— Given instruction —
Repeat the material verbatim and drop the pictures.
[start Data for processing]
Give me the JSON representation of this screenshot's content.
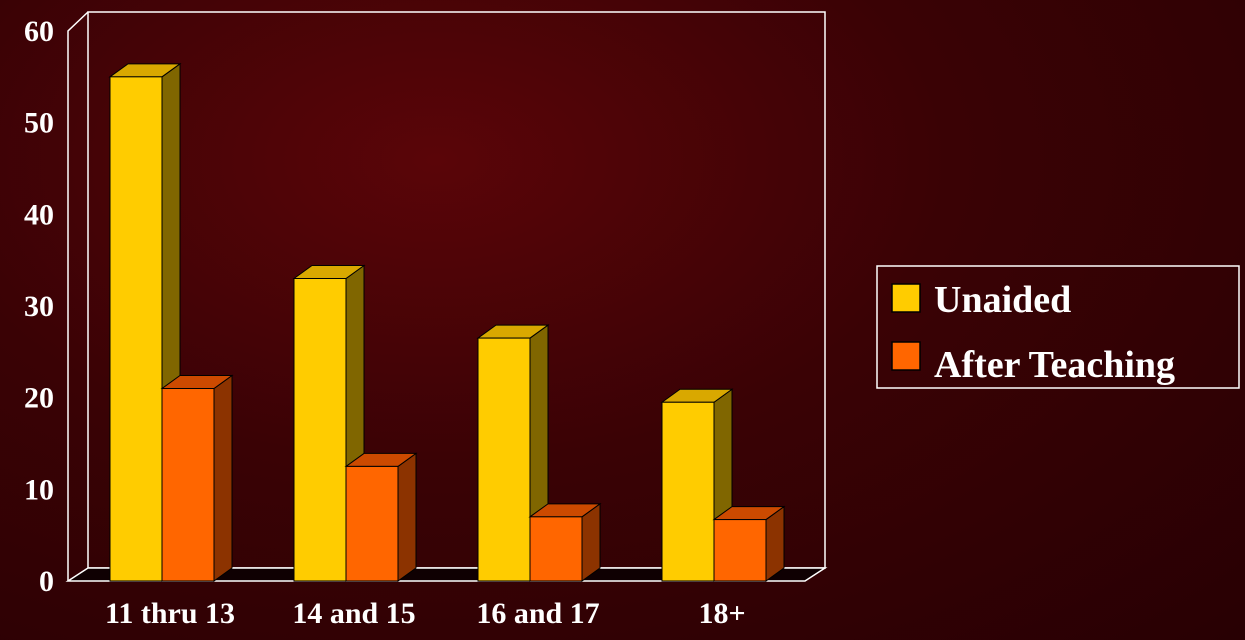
{
  "chart_data": {
    "type": "bar",
    "categories": [
      "11 thru 13",
      "14 and 15",
      "16 and 17",
      "18+"
    ],
    "series": [
      {
        "name": "Unaided",
        "values": [
          55,
          33,
          26.5,
          19.5
        ]
      },
      {
        "name": "After Teaching",
        "values": [
          21,
          12.5,
          7,
          6.7
        ]
      }
    ],
    "ylim": [
      0,
      60
    ],
    "yticks": [
      "0",
      "10",
      "20",
      "30",
      "40",
      "50",
      "60"
    ],
    "grid": false,
    "legend_position": "right",
    "colors": {
      "front": [
        "#ffcc00",
        "#ff6600"
      ],
      "top": [
        "#d9a800",
        "#cc4a00"
      ],
      "side": [
        "#806600",
        "#8c3300"
      ],
      "frame": "#ffffff",
      "label": "#ffffff"
    }
  }
}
[end Data for processing]
— Worked answer —
Give me the JSON representation of this screenshot's content.
{
  "chart_data": {
    "type": "bar",
    "categories": [
      "11 thru 13",
      "14 and 15",
      "16 and 17",
      "18+"
    ],
    "series": [
      {
        "name": "Unaided",
        "values": [
          55,
          33,
          26.5,
          19.5
        ]
      },
      {
        "name": "After Teaching",
        "values": [
          21,
          12.5,
          7,
          6.7
        ]
      }
    ],
    "ylim": [
      0,
      60
    ],
    "yticks": [
      "0",
      "10",
      "20",
      "30",
      "40",
      "50",
      "60"
    ],
    "grid": false,
    "legend_position": "right",
    "colors": {
      "front": [
        "#ffcc00",
        "#ff6600"
      ],
      "top": [
        "#d9a800",
        "#cc4a00"
      ],
      "side": [
        "#806600",
        "#8c3300"
      ],
      "frame": "#ffffff",
      "label": "#ffffff"
    }
  }
}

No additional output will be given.